### Aim of the exercise:
Every record must be repeated exactly; omit any pictures they contain.

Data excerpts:
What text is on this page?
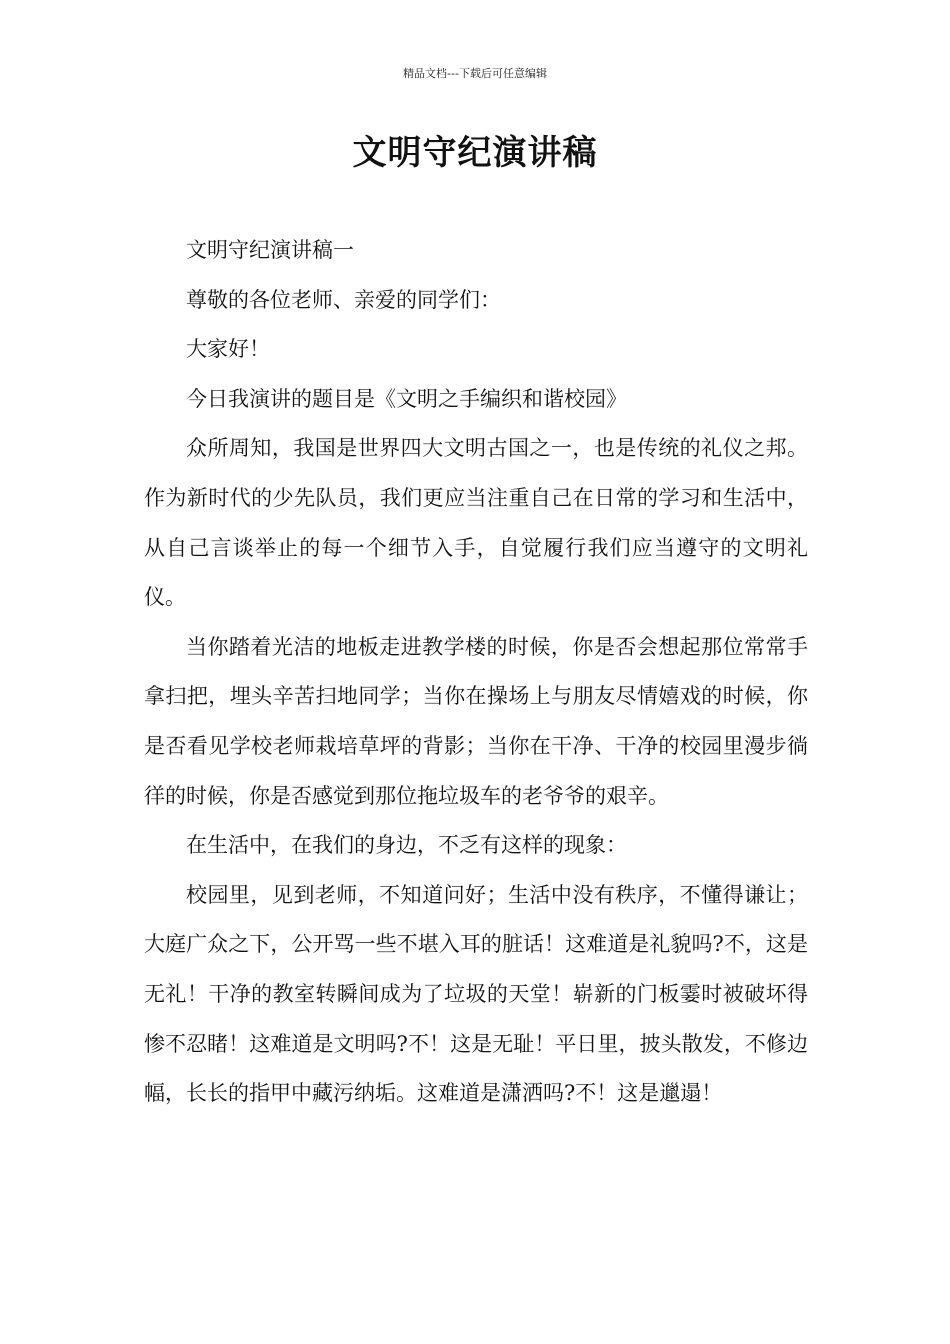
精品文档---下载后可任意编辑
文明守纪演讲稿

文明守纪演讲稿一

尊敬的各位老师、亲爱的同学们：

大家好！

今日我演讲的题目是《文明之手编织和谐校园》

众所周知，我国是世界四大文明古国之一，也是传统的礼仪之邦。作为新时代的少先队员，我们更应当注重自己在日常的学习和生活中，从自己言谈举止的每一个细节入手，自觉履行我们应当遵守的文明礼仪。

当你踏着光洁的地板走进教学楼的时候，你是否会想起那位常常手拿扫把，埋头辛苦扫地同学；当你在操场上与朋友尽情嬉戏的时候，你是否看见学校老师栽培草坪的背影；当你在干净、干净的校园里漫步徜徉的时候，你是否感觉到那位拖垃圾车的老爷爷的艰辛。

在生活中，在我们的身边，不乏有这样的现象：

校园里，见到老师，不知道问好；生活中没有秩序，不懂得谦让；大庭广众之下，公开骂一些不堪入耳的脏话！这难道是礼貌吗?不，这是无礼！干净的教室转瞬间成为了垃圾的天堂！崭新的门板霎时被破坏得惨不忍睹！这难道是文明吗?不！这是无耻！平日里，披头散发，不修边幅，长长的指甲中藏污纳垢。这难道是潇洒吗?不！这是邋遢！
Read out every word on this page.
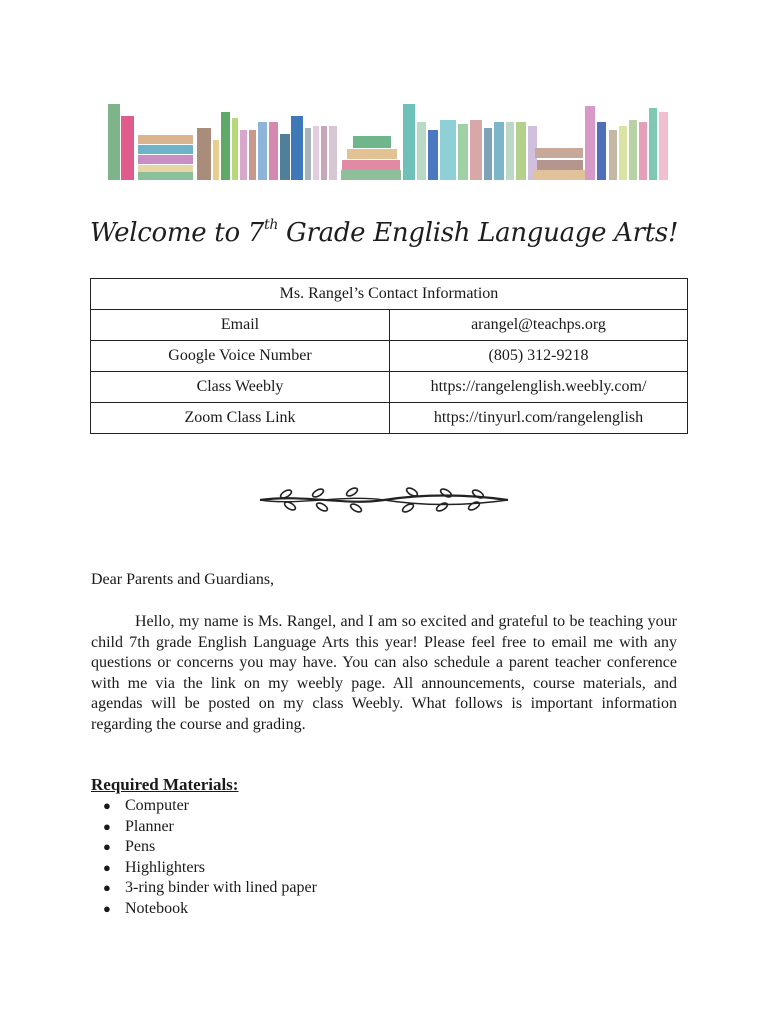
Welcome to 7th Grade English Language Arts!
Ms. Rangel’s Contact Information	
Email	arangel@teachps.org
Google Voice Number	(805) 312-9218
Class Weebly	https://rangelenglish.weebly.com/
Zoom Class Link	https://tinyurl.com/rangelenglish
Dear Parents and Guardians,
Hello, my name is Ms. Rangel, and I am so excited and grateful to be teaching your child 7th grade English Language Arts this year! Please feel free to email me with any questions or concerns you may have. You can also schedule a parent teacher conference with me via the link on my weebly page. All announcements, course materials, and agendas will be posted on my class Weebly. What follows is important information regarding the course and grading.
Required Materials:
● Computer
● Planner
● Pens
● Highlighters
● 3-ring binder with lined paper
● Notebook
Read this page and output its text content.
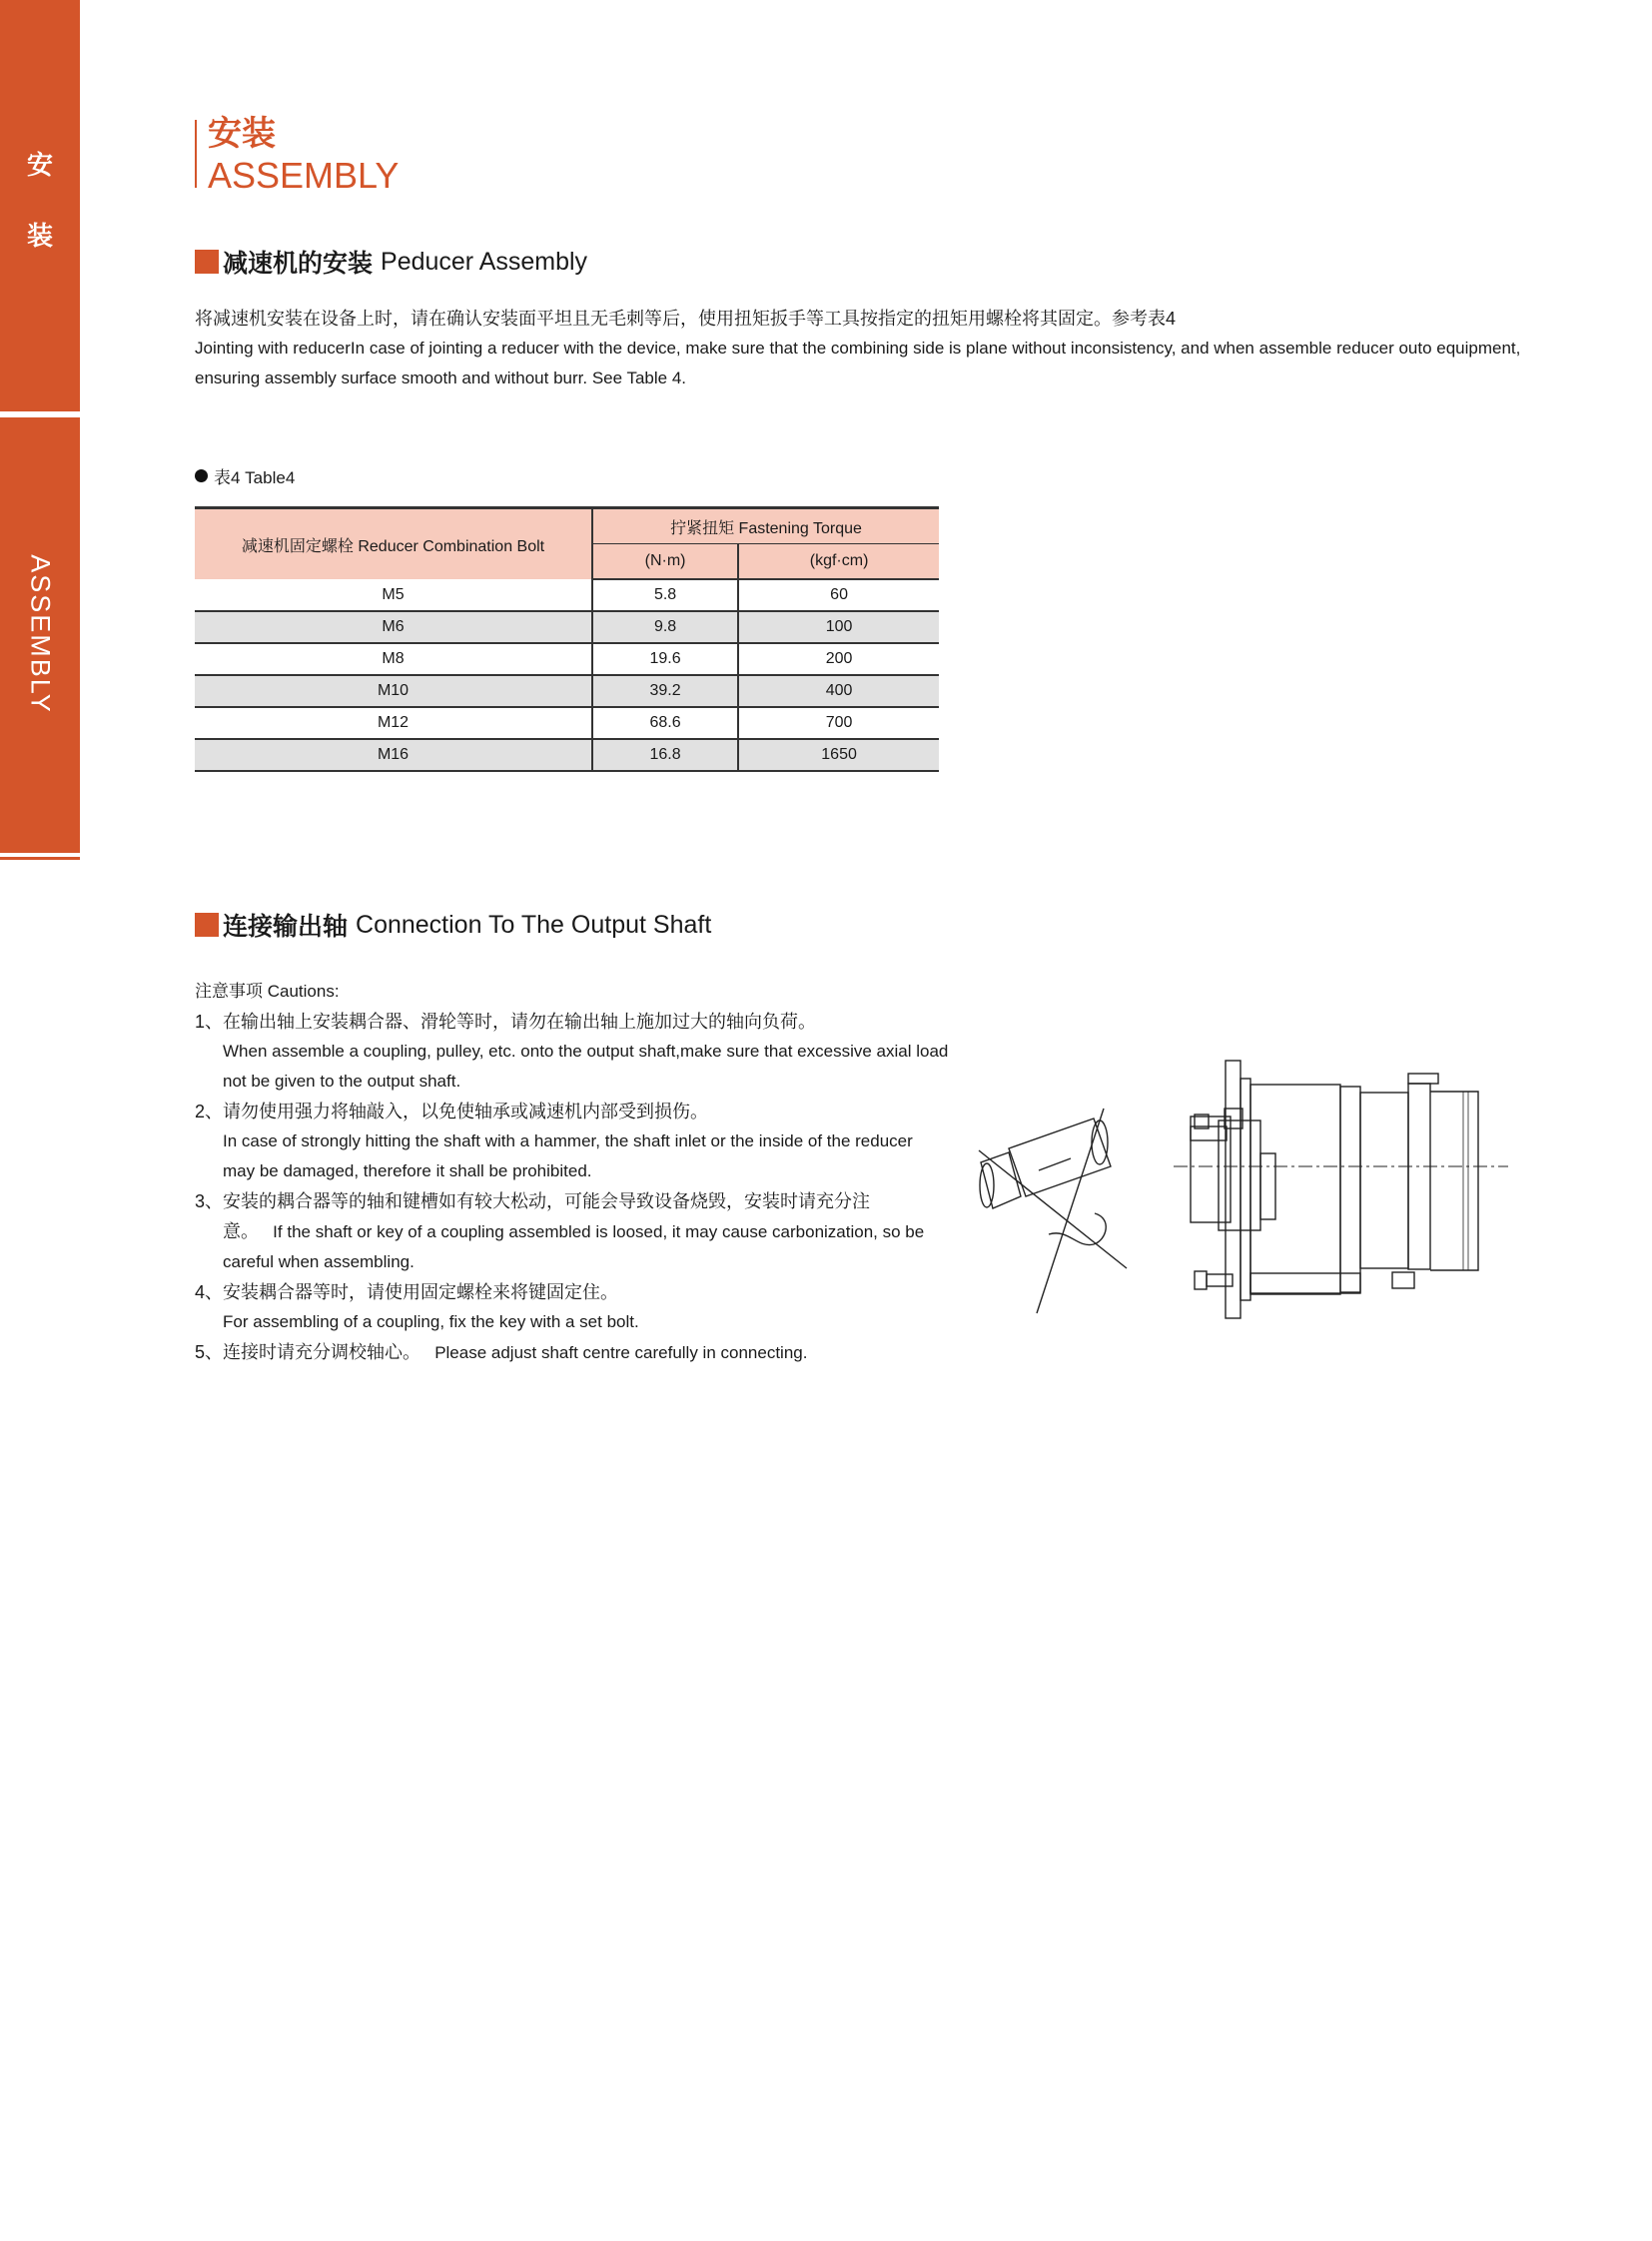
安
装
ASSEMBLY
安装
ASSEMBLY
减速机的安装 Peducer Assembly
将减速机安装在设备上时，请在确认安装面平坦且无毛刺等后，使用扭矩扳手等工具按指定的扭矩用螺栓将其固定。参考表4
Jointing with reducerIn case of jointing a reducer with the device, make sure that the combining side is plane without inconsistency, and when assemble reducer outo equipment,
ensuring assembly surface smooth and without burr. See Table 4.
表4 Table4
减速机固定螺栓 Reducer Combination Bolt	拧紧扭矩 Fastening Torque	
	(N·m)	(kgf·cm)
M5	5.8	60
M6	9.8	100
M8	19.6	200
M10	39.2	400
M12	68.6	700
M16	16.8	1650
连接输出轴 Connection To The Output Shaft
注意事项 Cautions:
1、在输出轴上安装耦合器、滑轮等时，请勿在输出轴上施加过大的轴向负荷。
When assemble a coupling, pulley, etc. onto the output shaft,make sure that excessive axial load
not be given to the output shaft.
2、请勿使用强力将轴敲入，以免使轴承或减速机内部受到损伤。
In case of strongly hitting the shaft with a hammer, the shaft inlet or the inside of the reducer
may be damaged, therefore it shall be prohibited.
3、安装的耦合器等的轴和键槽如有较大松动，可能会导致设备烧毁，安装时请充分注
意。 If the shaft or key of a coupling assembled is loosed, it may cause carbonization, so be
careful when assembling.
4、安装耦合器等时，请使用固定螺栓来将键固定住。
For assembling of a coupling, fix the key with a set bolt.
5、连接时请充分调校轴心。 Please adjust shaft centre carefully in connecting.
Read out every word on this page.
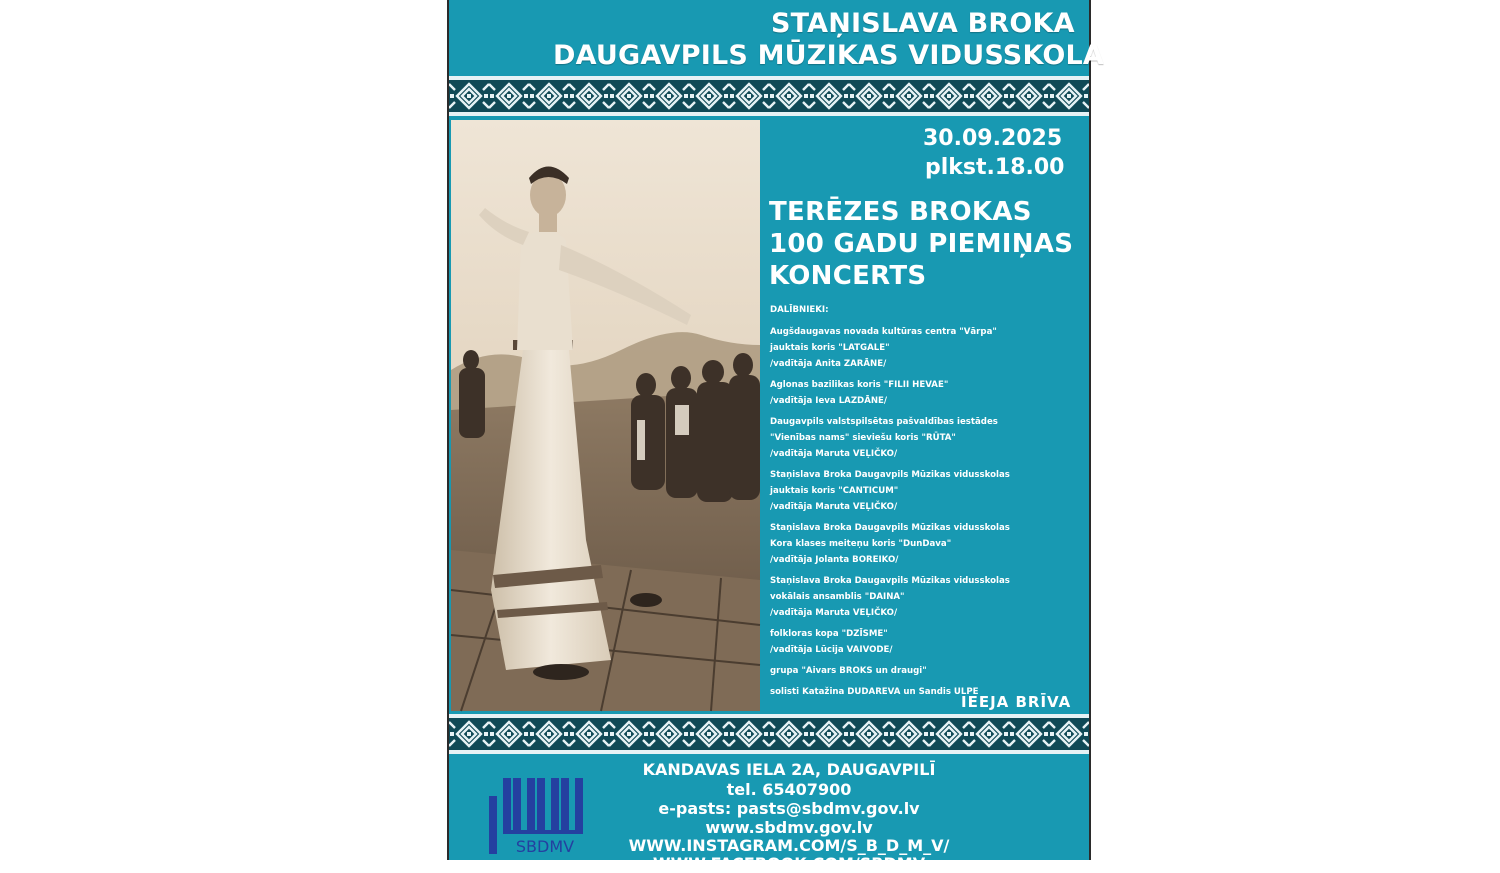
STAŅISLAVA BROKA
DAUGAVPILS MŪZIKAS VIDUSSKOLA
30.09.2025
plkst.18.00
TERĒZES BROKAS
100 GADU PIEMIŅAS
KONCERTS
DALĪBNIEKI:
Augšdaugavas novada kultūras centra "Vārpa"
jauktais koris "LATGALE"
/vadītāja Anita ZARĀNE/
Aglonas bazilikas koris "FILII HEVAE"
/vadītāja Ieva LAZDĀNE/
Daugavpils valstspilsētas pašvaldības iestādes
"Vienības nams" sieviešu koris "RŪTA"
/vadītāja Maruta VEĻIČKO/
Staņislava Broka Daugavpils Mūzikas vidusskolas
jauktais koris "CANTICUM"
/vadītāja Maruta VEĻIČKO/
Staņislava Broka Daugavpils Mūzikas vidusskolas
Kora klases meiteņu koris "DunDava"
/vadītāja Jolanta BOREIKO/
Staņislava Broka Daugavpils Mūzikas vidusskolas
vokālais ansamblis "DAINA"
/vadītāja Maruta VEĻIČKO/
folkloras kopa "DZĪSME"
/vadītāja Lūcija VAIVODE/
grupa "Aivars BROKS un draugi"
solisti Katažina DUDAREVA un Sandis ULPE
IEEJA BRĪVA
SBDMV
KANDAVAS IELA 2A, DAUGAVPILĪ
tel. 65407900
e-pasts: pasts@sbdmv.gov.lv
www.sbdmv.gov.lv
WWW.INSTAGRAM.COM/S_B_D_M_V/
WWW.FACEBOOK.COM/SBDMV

### Answer for this exercise:
What text is on this page?
精品文档---下载后可任意编辑
文明守纪演讲稿

文明守纪演讲稿一

尊敬的各位老师、亲爱的同学们：

大家好！

今日我演讲的题目是《文明之手编织和谐校园》

众所周知，我国是世界四大文明古国之一，也是传统的礼仪之邦。作为新时代的少先队员，我们更应当注重自己在日常的学习和生活中，从自己言谈举止的每一个细节入手，自觉履行我们应当遵守的文明礼仪。

当你踏着光洁的地板走进教学楼的时候，你是否会想起那位常常手拿扫把，埋头辛苦扫地同学；当你在操场上与朋友尽情嬉戏的时候，你是否看见学校老师栽培草坪的背影；当你在干净、干净的校园里漫步徜徉的时候，你是否感觉到那位拖垃圾车的老爷爷的艰辛。

在生活中，在我们的身边，不乏有这样的现象：

校园里，见到老师，不知道问好；生活中没有秩序，不懂得谦让；大庭广众之下，公开骂一些不堪入耳的脏话！这难道是礼貌吗?不，这是无礼！干净的教室转瞬间成为了垃圾的天堂！崭新的门板霎时被破坏得惨不忍睹！这难道是文明吗?不！这是无耻！平日里，披头散发，不修边幅，长长的指甲中藏污纳垢。这难道是潇洒吗?不！这是邋遢！
Read out every word on this page.
Welcome to 7th Grade English Language Arts!
Ms. Rangel’s Contact Information	
Email	arangel@teachps.org
Google Voice Number	(805) 312-9218
Class Weebly	https://rangelenglish.weebly.com/
Zoom Class Link	https://tinyurl.com/rangelenglish
Dear Parents and Guardians,
Hello, my name is Ms. Rangel, and I am so excited and grateful to be teaching your child 7th grade English Language Arts this year! Please feel free to email me with any questions or concerns you may have. You can also schedule a parent teacher conference with me via the link on my weebly page. All announcements, course materials, and agendas will be posted on my class Weebly. What follows is important information regarding the course and grading.
Required Materials:
● Computer
● Planner
● Pens
● Highlighters
● 3-ring binder with lined paper
● Notebook
Read this page and output its text content.
安
装
ASSEMBLY
安装
ASSEMBLY
减速机的安装 Peducer Assembly
将减速机安装在设备上时，请在确认安装面平坦且无毛刺等后，使用扭矩扳手等工具按指定的扭矩用螺栓将其固定。参考表4
Jointing with reducerIn case of jointing a reducer with the device, make sure that the combining side is plane without inconsistency, and when assemble reducer outo equipment,
ensuring assembly surface smooth and without burr. See Table 4.
表4 Table4
减速机固定螺栓 Reducer Combination Bolt	拧紧扭矩 Fastening Torque	
	(N·m)	(kgf·cm)
M5	5.8	60
M6	9.8	100
M8	19.6	200
M10	39.2	400
M12	68.6	700
M16	16.8	1650
连接输出轴 Connection To The Output Shaft
注意事项 Cautions:
1、在输出轴上安装耦合器、滑轮等时，请勿在输出轴上施加过大的轴向负荷。
When assemble a coupling, pulley, etc. onto the output shaft,make sure that excessive axial load
not be given to the output shaft.
2、请勿使用强力将轴敲入，以免使轴承或减速机内部受到损伤。
In case of strongly hitting the shaft with a hammer, the shaft inlet or the inside of the reducer
may be damaged, therefore it shall be prohibited.
3、安装的耦合器等的轴和键槽如有较大松动，可能会导致设备烧毁，安装时请充分注
意。 If the shaft or key of a coupling assembled is loosed, it may cause carbonization, so be
careful when assembling.
4、安装耦合器等时，请使用固定螺栓来将键固定住。
For assembling of a coupling, fix the key with a set bolt.
5、连接时请充分调校轴心。 Please adjust shaft centre carefully in connecting.
Read out every word on this page.
STAŅISLAVA BROKA
DAUGAVPILS MŪZIKAS VIDUSSKOLA
30.09.2025
plkst.18.00
TERĒZES BROKAS
100 GADU PIEMIŅAS
KONCERTS
DALĪBNIEKI:
Augšdaugavas novada kultūras centra "Vārpa"
jauktais koris "LATGALE"
/vadītāja Anita ZARĀNE/
Aglonas bazilikas koris "FILII HEVAE"
/vadītāja Ieva LAZDĀNE/
Daugavpils valstspilsētas pašvaldības iestādes
"Vienības nams" sieviešu koris "RŪTA"
/vadītāja Maruta VEĻIČKO/
Staņislava Broka Daugavpils Mūzikas vidusskolas
jauktais koris "CANTICUM"
/vadītāja Maruta VEĻIČKO/
Staņislava Broka Daugavpils Mūzikas vidusskolas
Kora klases meiteņu koris "DunDava"
/vadītāja Jolanta BOREIKO/
Staņislava Broka Daugavpils Mūzikas vidusskolas
vokālais ansamblis "DAINA"
/vadītāja Maruta VEĻIČKO/
folkloras kopa "DZĪSME"
/vadītāja Lūcija VAIVODE/
grupa "Aivars BROKS un draugi"
solisti Katažina DUDAREVA un Sandis ULPE
IEEJA BRĪVA
SBDMV
KANDAVAS IELA 2A, DAUGAVPILĪ
tel. 65407900
e-pasts: pasts@sbdmv.gov.lv
www.sbdmv.gov.lv
WWW.INSTAGRAM.COM/S_B_D_M_V/
WWW.FACEBOOK.COM/SBDMV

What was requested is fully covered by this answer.